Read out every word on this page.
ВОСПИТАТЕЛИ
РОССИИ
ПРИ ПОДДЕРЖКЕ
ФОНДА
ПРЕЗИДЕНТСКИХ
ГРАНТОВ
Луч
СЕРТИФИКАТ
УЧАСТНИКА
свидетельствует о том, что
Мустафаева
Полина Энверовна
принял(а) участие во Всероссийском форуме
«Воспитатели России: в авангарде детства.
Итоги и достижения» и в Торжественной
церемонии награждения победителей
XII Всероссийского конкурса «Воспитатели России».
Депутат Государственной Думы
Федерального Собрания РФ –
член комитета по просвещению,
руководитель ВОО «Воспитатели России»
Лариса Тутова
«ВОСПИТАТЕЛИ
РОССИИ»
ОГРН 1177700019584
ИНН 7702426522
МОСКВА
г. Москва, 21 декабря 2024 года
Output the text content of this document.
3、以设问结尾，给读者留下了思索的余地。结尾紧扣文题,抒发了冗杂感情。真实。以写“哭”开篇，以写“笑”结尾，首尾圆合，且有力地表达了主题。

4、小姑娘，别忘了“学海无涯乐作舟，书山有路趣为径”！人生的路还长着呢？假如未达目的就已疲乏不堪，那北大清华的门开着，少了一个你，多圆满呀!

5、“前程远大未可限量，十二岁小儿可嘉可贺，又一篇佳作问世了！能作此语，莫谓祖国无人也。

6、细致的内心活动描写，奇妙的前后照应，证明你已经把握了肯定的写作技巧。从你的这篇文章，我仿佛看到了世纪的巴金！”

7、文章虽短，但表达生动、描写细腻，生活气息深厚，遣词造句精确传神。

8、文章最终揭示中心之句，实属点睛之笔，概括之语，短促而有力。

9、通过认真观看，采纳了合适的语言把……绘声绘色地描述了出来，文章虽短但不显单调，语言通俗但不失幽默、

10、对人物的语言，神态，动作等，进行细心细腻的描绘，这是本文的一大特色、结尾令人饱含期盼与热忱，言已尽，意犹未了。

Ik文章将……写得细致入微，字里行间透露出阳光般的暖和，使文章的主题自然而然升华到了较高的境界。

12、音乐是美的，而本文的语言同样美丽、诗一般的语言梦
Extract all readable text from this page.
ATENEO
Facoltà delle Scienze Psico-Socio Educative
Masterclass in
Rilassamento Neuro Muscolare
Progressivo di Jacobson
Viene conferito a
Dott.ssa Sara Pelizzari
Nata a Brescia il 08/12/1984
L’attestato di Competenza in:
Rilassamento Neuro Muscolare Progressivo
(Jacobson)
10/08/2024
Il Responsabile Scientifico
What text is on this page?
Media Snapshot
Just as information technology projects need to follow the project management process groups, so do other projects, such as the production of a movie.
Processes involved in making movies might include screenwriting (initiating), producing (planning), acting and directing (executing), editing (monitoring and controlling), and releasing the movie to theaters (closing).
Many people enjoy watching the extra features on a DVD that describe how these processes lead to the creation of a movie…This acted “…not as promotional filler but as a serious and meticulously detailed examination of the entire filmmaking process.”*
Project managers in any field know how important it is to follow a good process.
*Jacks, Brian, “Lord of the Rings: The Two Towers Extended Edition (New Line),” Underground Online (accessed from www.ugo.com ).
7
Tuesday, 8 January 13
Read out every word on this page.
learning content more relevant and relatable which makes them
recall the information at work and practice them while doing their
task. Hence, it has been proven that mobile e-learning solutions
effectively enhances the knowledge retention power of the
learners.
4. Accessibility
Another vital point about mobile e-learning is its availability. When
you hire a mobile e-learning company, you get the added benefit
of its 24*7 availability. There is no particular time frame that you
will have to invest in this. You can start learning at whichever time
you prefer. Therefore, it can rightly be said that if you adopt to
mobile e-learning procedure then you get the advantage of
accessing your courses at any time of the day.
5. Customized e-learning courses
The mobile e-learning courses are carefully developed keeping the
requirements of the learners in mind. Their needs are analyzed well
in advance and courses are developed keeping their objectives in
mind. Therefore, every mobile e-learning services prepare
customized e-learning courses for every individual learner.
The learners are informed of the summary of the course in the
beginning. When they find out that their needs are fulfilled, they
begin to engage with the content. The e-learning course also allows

——

GOAL
Report each line of the material above where the word "developed" appears.

RESPONSE BELOW
The mobile e-learning courses are carefully developed keeping the
in advance and courses are developed keeping their objectives in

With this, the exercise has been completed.